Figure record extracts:
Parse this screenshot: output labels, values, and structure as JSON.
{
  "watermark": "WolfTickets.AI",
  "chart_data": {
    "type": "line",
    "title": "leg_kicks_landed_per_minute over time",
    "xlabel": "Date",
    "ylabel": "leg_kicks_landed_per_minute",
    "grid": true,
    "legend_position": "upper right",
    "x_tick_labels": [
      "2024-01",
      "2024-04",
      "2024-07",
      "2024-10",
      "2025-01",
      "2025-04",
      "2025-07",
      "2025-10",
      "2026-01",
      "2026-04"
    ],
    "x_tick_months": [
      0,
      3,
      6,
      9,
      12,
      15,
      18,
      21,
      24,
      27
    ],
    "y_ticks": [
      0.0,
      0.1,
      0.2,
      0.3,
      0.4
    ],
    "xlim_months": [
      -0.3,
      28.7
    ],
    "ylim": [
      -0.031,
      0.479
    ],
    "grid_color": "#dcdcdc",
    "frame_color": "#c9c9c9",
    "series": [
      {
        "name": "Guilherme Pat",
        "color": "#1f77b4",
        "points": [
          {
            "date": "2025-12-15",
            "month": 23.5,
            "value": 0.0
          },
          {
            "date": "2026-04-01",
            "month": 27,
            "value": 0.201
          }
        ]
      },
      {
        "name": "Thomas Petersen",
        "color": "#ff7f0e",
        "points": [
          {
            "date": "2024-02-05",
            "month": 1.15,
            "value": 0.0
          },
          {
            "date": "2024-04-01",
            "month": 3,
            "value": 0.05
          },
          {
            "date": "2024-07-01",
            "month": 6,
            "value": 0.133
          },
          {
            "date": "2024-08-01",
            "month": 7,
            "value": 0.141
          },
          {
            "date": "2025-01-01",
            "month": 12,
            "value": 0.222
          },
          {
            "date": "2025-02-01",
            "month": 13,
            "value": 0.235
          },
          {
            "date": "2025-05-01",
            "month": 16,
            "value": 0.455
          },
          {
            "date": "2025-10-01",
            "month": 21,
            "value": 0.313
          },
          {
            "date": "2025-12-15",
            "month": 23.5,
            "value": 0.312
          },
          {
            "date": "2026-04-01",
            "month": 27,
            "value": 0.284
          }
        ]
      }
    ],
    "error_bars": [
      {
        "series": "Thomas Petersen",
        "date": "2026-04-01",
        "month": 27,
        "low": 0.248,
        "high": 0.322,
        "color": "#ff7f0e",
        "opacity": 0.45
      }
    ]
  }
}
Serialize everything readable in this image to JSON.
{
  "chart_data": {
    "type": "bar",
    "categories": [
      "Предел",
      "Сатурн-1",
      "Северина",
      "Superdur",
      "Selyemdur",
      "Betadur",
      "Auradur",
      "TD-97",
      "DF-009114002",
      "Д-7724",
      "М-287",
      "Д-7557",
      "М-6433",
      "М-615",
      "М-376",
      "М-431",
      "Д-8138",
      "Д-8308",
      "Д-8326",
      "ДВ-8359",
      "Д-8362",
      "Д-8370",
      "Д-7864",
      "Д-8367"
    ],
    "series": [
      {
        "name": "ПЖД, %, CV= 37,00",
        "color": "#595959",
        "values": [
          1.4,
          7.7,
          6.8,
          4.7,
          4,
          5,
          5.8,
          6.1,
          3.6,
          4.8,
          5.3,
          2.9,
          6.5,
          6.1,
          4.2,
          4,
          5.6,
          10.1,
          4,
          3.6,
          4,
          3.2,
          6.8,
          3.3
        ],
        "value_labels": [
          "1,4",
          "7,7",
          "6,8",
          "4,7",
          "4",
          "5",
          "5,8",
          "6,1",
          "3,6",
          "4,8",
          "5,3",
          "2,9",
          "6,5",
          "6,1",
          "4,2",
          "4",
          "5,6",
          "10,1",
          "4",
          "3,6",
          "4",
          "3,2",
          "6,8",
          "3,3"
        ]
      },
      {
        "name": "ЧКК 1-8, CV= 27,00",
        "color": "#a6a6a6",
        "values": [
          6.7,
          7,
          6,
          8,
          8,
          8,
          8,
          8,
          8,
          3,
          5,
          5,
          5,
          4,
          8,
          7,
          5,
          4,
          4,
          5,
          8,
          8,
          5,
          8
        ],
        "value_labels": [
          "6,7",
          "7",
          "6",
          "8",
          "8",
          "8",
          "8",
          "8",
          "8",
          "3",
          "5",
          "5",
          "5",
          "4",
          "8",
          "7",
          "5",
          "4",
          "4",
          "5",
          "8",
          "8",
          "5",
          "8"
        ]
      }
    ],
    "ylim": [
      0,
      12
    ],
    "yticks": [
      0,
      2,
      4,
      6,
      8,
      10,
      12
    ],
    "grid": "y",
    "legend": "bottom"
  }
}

▶ Direction
Retype the whole listing above exactly.

▶ Answer in full
Parse this screenshot: output labels, values, and structure as JSON.
{
  "watermark": "WolfTickets.AI",
  "chart_data": {
    "type": "line",
    "title": "leg_kicks_landed_per_minute over time",
    "xlabel": "Date",
    "ylabel": "leg_kicks_landed_per_minute",
    "grid": true,
    "legend_position": "upper right",
    "x_tick_labels": [
      "2024-01",
      "2024-04",
      "2024-07",
      "2024-10",
      "2025-01",
      "2025-04",
      "2025-07",
      "2025-10",
      "2026-01",
      "2026-04"
    ],
    "x_tick_months": [
      0,
      3,
      6,
      9,
      12,
      15,
      18,
      21,
      24,
      27
    ],
    "y_ticks": [
      0.0,
      0.1,
      0.2,
      0.3,
      0.4
    ],
    "xlim_months": [
      -0.3,
      28.7
    ],
    "ylim": [
      -0.031,
      0.479
    ],
    "grid_color": "#dcdcdc",
    "frame_color": "#c9c9c9",
    "series": [
      {
        "name": "Guilherme Pat",
        "color": "#1f77b4",
        "points": [
          {
            "date": "2025-12-15",
            "month": 23.5,
            "value": 0.0
          },
          {
            "date": "2026-04-01",
            "month": 27,
            "value": 0.201
          }
        ]
      },
      {
        "name": "Thomas Petersen",
        "color": "#ff7f0e",
        "points": [
          {
            "date": "2024-02-05",
            "month": 1.15,
            "value": 0.0
          },
          {
            "date": "2024-04-01",
            "month": 3,
            "value": 0.05
          },
          {
            "date": "2024-07-01",
            "month": 6,
            "value": 0.133
          },
          {
            "date": "2024-08-01",
            "month": 7,
            "value": 0.141
          },
          {
            "date": "2025-01-01",
            "month": 12,
            "value": 0.222
          },
          {
            "date": "2025-02-01",
            "month": 13,
            "value": 0.235
          },
          {
            "date": "2025-05-01",
            "month": 16,
            "value": 0.455
          },
          {
            "date": "2025-10-01",
            "month": 21,
            "value": 0.313
          },
          {
            "date": "2025-12-15",
            "month": 23.5,
            "value": 0.312
          },
          {
            "date": "2026-04-01",
            "month": 27,
            "value": 0.284
          }
        ]
      }
    ],
    "error_bars": [
      {
        "series": "Thomas Petersen",
        "date": "2026-04-01",
        "month": 27,
        "low": 0.248,
        "high": 0.322,
        "color": "#ff7f0e",
        "opacity": 0.45
      }
    ]
  }
}
Serialize everything readable in this image to JSON.
{
  "chart_data": {
    "type": "bar",
    "categories": [
      "Предел",
      "Сатурн-1",
      "Северина",
      "Superdur",
      "Selyemdur",
      "Betadur",
      "Auradur",
      "TD-97",
      "DF-009114002",
      "Д-7724",
      "М-287",
      "Д-7557",
      "М-6433",
      "М-615",
      "М-376",
      "М-431",
      "Д-8138",
      "Д-8308",
      "Д-8326",
      "ДВ-8359",
      "Д-8362",
      "Д-8370",
      "Д-7864",
      "Д-8367"
    ],
    "series": [
      {
        "name": "ПЖД, %, CV= 37,00",
        "color": "#595959",
        "values": [
          1.4,
          7.7,
          6.8,
          4.7,
          4,
          5,
          5.8,
          6.1,
          3.6,
          4.8,
          5.3,
          2.9,
          6.5,
          6.1,
          4.2,
          4,
          5.6,
          10.1,
          4,
          3.6,
          4,
          3.2,
          6.8,
          3.3
        ],
        "value_labels": [
          "1,4",
          "7,7",
          "6,8",
          "4,7",
          "4",
          "5",
          "5,8",
          "6,1",
          "3,6",
          "4,8",
          "5,3",
          "2,9",
          "6,5",
          "6,1",
          "4,2",
          "4",
          "5,6",
          "10,1",
          "4",
          "3,6",
          "4",
          "3,2",
          "6,8",
          "3,3"
        ]
      },
      {
        "name": "ЧКК 1-8, CV= 27,00",
        "color": "#a6a6a6",
        "values": [
          6.7,
          7,
          6,
          8,
          8,
          8,
          8,
          8,
          8,
          3,
          5,
          5,
          5,
          4,
          8,
          7,
          5,
          4,
          4,
          5,
          8,
          8,
          5,
          8
        ],
        "value_labels": [
          "6,7",
          "7",
          "6",
          "8",
          "8",
          "8",
          "8",
          "8",
          "8",
          "3",
          "5",
          "5",
          "5",
          "4",
          "8",
          "7",
          "5",
          "4",
          "4",
          "5",
          "8",
          "8",
          "5",
          "8"
        ]
      }
    ],
    "ylim": [
      0,
      12
    ],
    "yticks": [
      0,
      2,
      4,
      6,
      8,
      10,
      12
    ],
    "grid": "y",
    "legend": "bottom"
  }
}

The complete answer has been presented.